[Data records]
--- start ---

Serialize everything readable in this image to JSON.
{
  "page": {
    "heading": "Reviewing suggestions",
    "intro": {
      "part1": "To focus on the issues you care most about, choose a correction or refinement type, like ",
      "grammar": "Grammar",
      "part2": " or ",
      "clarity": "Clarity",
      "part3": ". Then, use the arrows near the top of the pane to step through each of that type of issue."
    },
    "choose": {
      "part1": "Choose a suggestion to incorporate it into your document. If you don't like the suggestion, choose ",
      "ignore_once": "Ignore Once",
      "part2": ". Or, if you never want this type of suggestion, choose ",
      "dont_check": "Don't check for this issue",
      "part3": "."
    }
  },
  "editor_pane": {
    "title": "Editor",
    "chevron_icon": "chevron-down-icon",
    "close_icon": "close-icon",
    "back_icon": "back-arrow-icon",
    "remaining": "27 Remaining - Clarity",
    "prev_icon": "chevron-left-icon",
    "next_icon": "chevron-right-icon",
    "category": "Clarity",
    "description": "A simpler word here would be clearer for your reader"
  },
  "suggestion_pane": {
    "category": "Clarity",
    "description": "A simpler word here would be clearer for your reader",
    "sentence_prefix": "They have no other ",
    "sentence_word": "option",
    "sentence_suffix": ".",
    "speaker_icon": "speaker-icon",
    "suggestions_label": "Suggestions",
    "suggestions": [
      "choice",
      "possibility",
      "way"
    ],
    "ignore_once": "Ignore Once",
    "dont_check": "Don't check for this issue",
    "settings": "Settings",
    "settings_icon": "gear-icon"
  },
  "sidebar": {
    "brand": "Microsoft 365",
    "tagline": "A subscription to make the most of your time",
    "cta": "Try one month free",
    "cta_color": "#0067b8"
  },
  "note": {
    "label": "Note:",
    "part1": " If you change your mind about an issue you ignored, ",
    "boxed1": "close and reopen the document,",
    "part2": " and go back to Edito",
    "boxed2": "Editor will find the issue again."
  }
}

--- end ---
--- start ---

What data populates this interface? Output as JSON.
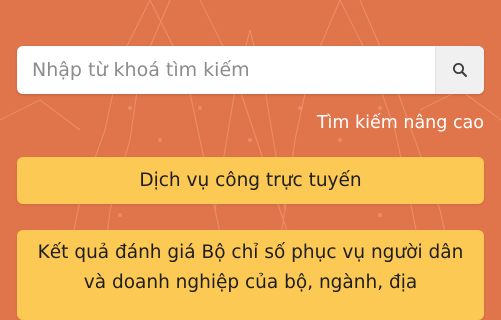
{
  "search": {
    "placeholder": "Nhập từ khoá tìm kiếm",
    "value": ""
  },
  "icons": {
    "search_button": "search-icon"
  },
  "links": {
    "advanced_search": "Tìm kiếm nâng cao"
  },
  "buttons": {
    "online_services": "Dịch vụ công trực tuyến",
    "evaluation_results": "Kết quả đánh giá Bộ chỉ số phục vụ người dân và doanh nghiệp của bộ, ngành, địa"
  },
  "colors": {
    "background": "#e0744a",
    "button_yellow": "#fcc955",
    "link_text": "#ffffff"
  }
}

--- end ---

→ Aim of the exercise: From the material above, gather all lines that include the string "check" and copy them.

→ Task output:
      "dont_check": "Don't check for this issue",
    "dont_check": "Don't check for this issue",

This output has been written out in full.